**Set exercise**
Identify and pull out each line of the entries in which "Respiration" occurs.

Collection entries

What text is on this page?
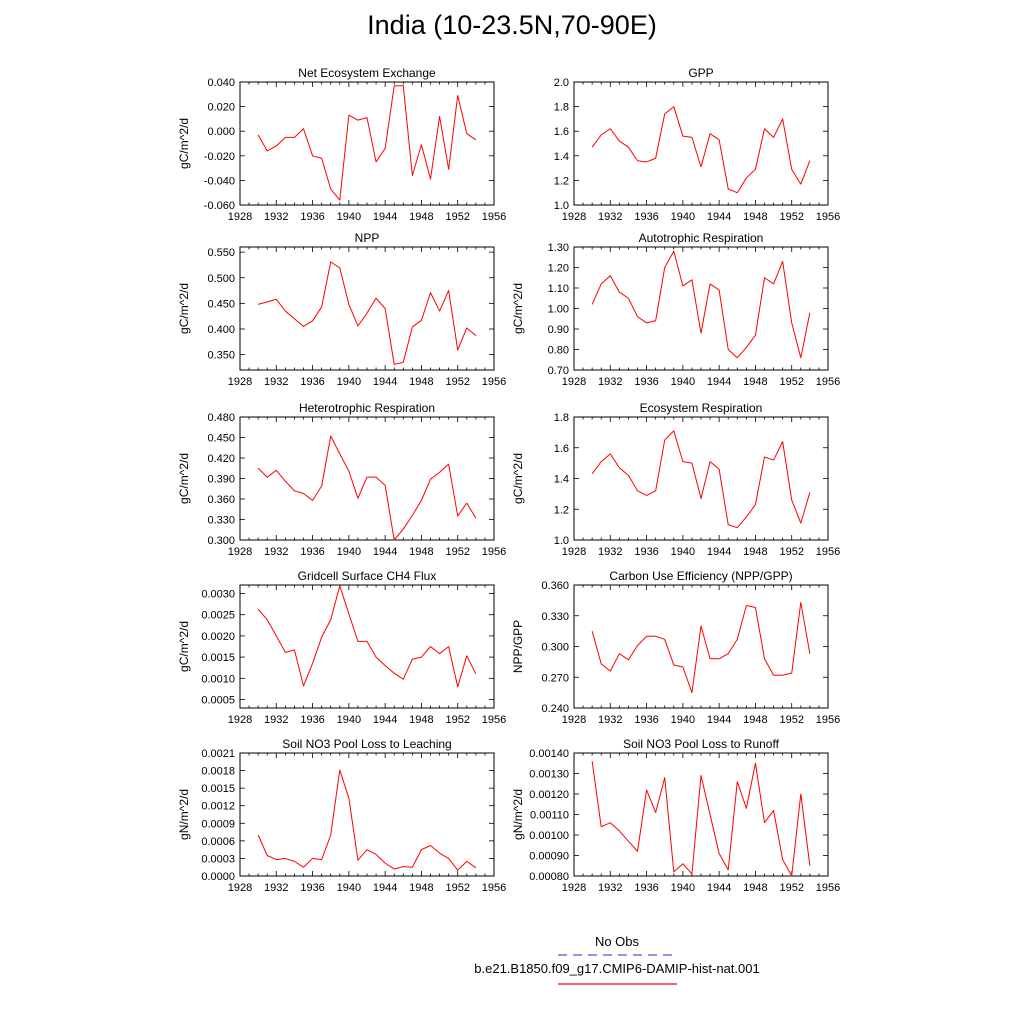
India (10-23.5N,70-90E)
Net Ecosystem Exchange
gC/m^2/d
1928 1932 1936 1940 1944 1948 1952 1956
-0.060
-0.040
-0.020
0.000
0.020
0.040
GPP
1928 1932 1936 1940 1944 1948 1952 1956
1.0
1.2
1.4
1.6
1.8
2.0
NPP
gC/m^2/d
1928 1932 1936 1940 1944 1948 1952 1956
0.350
0.400
0.450
0.500
0.550
Autotrophic Respiration
gC/m^2/d
1928 1932 1936 1940 1944 1948 1952 1956
0.70
0.80
0.90
1.00
1.10
1.20
1.30
Heterotrophic Respiration
gC/m^2/d
1928 1932 1936 1940 1944 1948 1952 1956
0.300
0.330
0.360
0.390
0.420
0.450
0.480
Ecosystem Respiration
gC/m^2/d
1928 1932 1936 1940 1944 1948 1952 1956
1.0
1.2
1.4
1.6
1.8
Gridcell Surface CH4 Flux
gC/m^2/d
1928 1932 1936 1940 1944 1948 1952 1956
0.0005
0.0010
0.0015
0.0020
0.0025
0.0030
Carbon Use Efficiency (NPP/GPP)
NPP/GPP
1928 1932 1936 1940 1944 1948 1952 1956
0.240
0.270
0.300
0.330
0.360
Soil NO3 Pool Loss to Leaching
gN/m^2/d
1928 1932 1936 1940 1944 1948 1952 1956
0.0000
0.0003
0.0006
0.0009
0.0012
0.0015
0.0018
0.0021
Soil NO3 Pool Loss to Runoff
gN/m^2/d
1928 1932 1936 1940 1944 1948 1952 1956
0.00080
0.00090
0.00100
0.00110
0.00120
0.00130
0.00140
No Obs
b.e21.B1850.f09_g17.CMIP6-DAMIP-hist-nat.001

**Result**
Autotrophic Respiration
Heterotrophic Respiration
Ecosystem Respiration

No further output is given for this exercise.